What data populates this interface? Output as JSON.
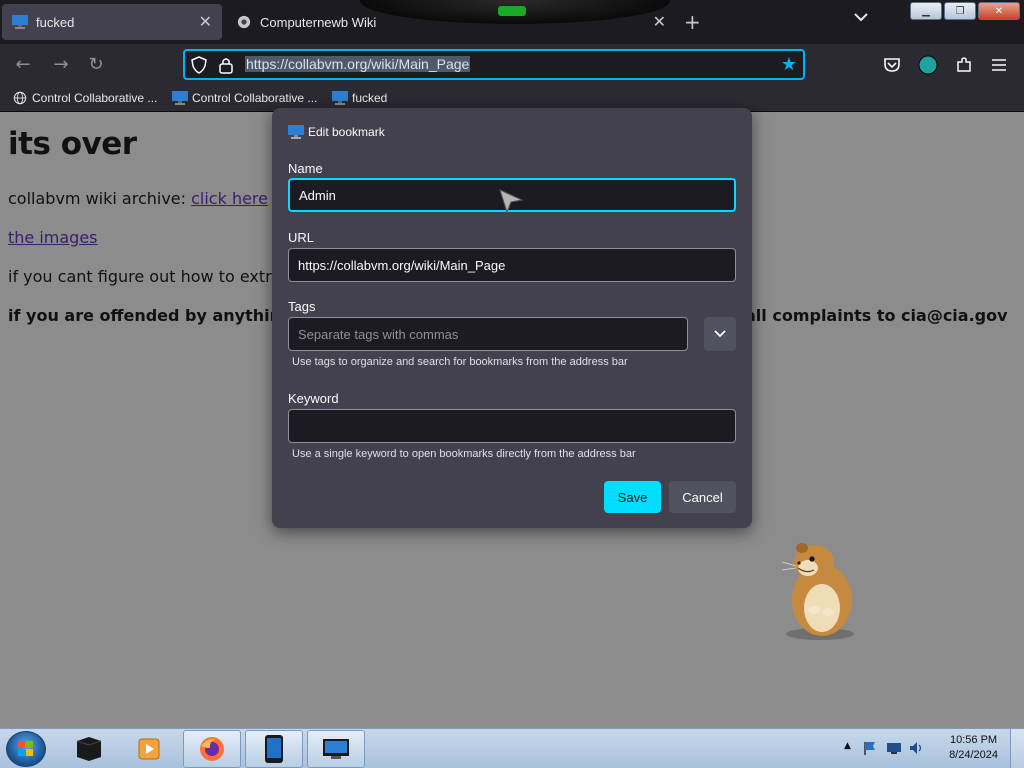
{
  "tabs": [
    {
      "title": "fucked",
      "icon": "monitor-icon",
      "active": true
    },
    {
      "title": "Computernewb Wiki",
      "icon": "wiki-favicon-icon",
      "active": false
    }
  ],
  "toolbar": {
    "url": "https://collabvm.org/wiki/Main_Page"
  },
  "bookmarks": [
    {
      "label": "Control Collaborative ...",
      "icon": "globe-icon"
    },
    {
      "label": "Control Collaborative ...",
      "icon": "monitor-icon"
    },
    {
      "label": "fucked",
      "icon": "monitor-icon"
    }
  ],
  "page": {
    "title": "its over",
    "archive_text": "collabvm wiki archive: ",
    "archive_link": "click here",
    "images_link": "the images",
    "extract_text": "if you cant figure out how to extrac",
    "offended_text": "if you are offended by anything i",
    "complaints_text": "all complaints to cia@cia.gov"
  },
  "dialog": {
    "title": "Edit bookmark",
    "name_label": "Name",
    "name_value": "Admin",
    "url_label": "URL",
    "url_value": "https://collabvm.org/wiki/Main_Page",
    "tags_label": "Tags",
    "tags_placeholder": "Separate tags with commas",
    "tags_hint": "Use tags to organize and search for bookmarks from the address bar",
    "keyword_label": "Keyword",
    "keyword_value": "",
    "keyword_hint": "Use a single keyword to open bookmarks directly from the address bar",
    "save_label": "Save",
    "cancel_label": "Cancel"
  },
  "taskbar": {
    "time": "10:56 PM",
    "date": "8/24/2024"
  },
  "colors": {
    "accent": "#00ddff",
    "dialog_bg": "#42414d",
    "page_bg": "#8c8c8c"
  }
}
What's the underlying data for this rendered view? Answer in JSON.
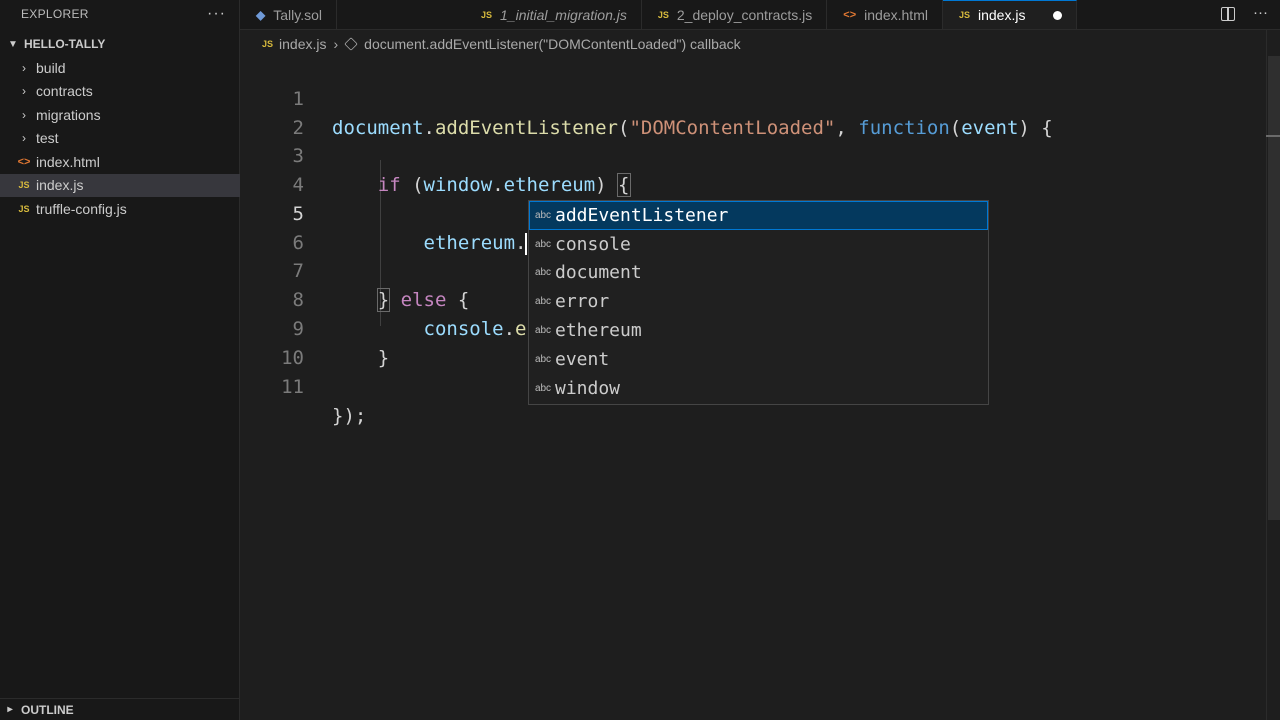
{
  "sidebar": {
    "title": "EXPLORER",
    "more": "···",
    "folder": "HELLO-TALLY",
    "items": [
      {
        "label": "build",
        "icon": "chevron-right-icon",
        "type": "folder"
      },
      {
        "label": "contracts",
        "icon": "chevron-right-icon",
        "type": "folder"
      },
      {
        "label": "migrations",
        "icon": "chevron-right-icon",
        "type": "folder"
      },
      {
        "label": "test",
        "icon": "chevron-right-icon",
        "type": "folder"
      },
      {
        "label": "index.html",
        "icon": "html-file-icon",
        "type": "html"
      },
      {
        "label": "index.js",
        "icon": "js-file-icon",
        "type": "js",
        "active": true
      },
      {
        "label": "truffle-config.js",
        "icon": "js-file-icon",
        "type": "js"
      }
    ],
    "outline": "OUTLINE"
  },
  "tabs": [
    {
      "label": "Tally.sol",
      "icon": "solidity-file-icon"
    },
    {
      "label": "1_initial_migration.js",
      "icon": "js-file-icon"
    },
    {
      "label": "2_deploy_contracts.js",
      "icon": "js-file-icon"
    },
    {
      "label": "index.html",
      "icon": "html-file-icon"
    },
    {
      "label": "index.js",
      "icon": "js-file-icon",
      "active": true,
      "dirty": true
    }
  ],
  "breadcrumb": {
    "file": "index.js",
    "symbol": "document.addEventListener(\"DOMContentLoaded\") callback"
  },
  "icon_labels": {
    "js": "JS",
    "html": "<>",
    "chevron": "›",
    "abc": "abc"
  },
  "editor": {
    "line_numbers": [
      "1",
      "2",
      "3",
      "4",
      "5",
      "6",
      "7",
      "8",
      "9",
      "10",
      "11"
    ],
    "current_line": "5"
  },
  "suggestions": [
    {
      "label": "addEventListener",
      "kind": "abc",
      "selected": true
    },
    {
      "label": "console",
      "kind": "abc"
    },
    {
      "label": "document",
      "kind": "abc"
    },
    {
      "label": "error",
      "kind": "abc"
    },
    {
      "label": "ethereum",
      "kind": "abc"
    },
    {
      "label": "event",
      "kind": "abc"
    },
    {
      "label": "window",
      "kind": "abc"
    }
  ],
  "colors": {
    "background": "#1e1e1e",
    "sidebar": "#181818",
    "accent": "#0078d4",
    "keyword_control": "#c586c0",
    "function": "#dcdcaa",
    "variable": "#9cdcfe",
    "string": "#ce9178"
  }
}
--
■ **AIM**
All the lines above are to be reproduced exactly, except the pictures.

■ **ANSWER FOR THIS EXERCISE**
What data populates this interface? Output as JSON.
{
  "tabs": [
    {
      "title": "fucked",
      "icon": "monitor-icon",
      "active": true
    },
    {
      "title": "Computernewb Wiki",
      "icon": "wiki-favicon-icon",
      "active": false
    }
  ],
  "toolbar": {
    "url": "https://collabvm.org/wiki/Main_Page"
  },
  "bookmarks": [
    {
      "label": "Control Collaborative ...",
      "icon": "globe-icon"
    },
    {
      "label": "Control Collaborative ...",
      "icon": "monitor-icon"
    },
    {
      "label": "fucked",
      "icon": "monitor-icon"
    }
  ],
  "page": {
    "title": "its over",
    "archive_text": "collabvm wiki archive: ",
    "archive_link": "click here",
    "images_link": "the images",
    "extract_text": "if you cant figure out how to extrac",
    "offended_text": "if you are offended by anything i",
    "complaints_text": "all complaints to cia@cia.gov"
  },
  "dialog": {
    "title": "Edit bookmark",
    "name_label": "Name",
    "name_value": "Admin",
    "url_label": "URL",
    "url_value": "https://collabvm.org/wiki/Main_Page",
    "tags_label": "Tags",
    "tags_placeholder": "Separate tags with commas",
    "tags_hint": "Use tags to organize and search for bookmarks from the address bar",
    "keyword_label": "Keyword",
    "keyword_value": "",
    "keyword_hint": "Use a single keyword to open bookmarks directly from the address bar",
    "save_label": "Save",
    "cancel_label": "Cancel"
  },
  "taskbar": {
    "time": "10:56 PM",
    "date": "8/24/2024"
  },
  "colors": {
    "accent": "#00ddff",
    "dialog_bg": "#42414d",
    "page_bg": "#8c8c8c"
  }
}
What's the underlying data for this rendered view? Answer in JSON.
{
  "sidebar": {
    "title": "EXPLORER",
    "more": "···",
    "folder": "HELLO-TALLY",
    "items": [
      {
        "label": "build",
        "icon": "chevron-right-icon",
        "type": "folder"
      },
      {
        "label": "contracts",
        "icon": "chevron-right-icon",
        "type": "folder"
      },
      {
        "label": "migrations",
        "icon": "chevron-right-icon",
        "type": "folder"
      },
      {
        "label": "test",
        "icon": "chevron-right-icon",
        "type": "folder"
      },
      {
        "label": "index.html",
        "icon": "html-file-icon",
        "type": "html"
      },
      {
        "label": "index.js",
        "icon": "js-file-icon",
        "type": "js",
        "active": true
      },
      {
        "label": "truffle-config.js",
        "icon": "js-file-icon",
        "type": "js"
      }
    ],
    "outline": "OUTLINE"
  },
  "tabs": [
    {
      "label": "Tally.sol",
      "icon": "solidity-file-icon"
    },
    {
      "label": "1_initial_migration.js",
      "icon": "js-file-icon"
    },
    {
      "label": "2_deploy_contracts.js",
      "icon": "js-file-icon"
    },
    {
      "label": "index.html",
      "icon": "html-file-icon"
    },
    {
      "label": "index.js",
      "icon": "js-file-icon",
      "active": true,
      "dirty": true
    }
  ],
  "breadcrumb": {
    "file": "index.js",
    "symbol": "document.addEventListener(\"DOMContentLoaded\") callback"
  },
  "icon_labels": {
    "js": "JS",
    "html": "<>",
    "chevron": "›",
    "abc": "abc"
  },
  "editor": {
    "line_numbers": [
      "1",
      "2",
      "3",
      "4",
      "5",
      "6",
      "7",
      "8",
      "9",
      "10",
      "11"
    ],
    "current_line": "5"
  },
  "suggestions": [
    {
      "label": "addEventListener",
      "kind": "abc",
      "selected": true
    },
    {
      "label": "console",
      "kind": "abc"
    },
    {
      "label": "document",
      "kind": "abc"
    },
    {
      "label": "error",
      "kind": "abc"
    },
    {
      "label": "ethereum",
      "kind": "abc"
    },
    {
      "label": "event",
      "kind": "abc"
    },
    {
      "label": "window",
      "kind": "abc"
    }
  ],
  "colors": {
    "background": "#1e1e1e",
    "sidebar": "#181818",
    "accent": "#0078d4",
    "keyword_control": "#c586c0",
    "function": "#dcdcaa",
    "variable": "#9cdcfe",
    "string": "#ce9178"
  }
}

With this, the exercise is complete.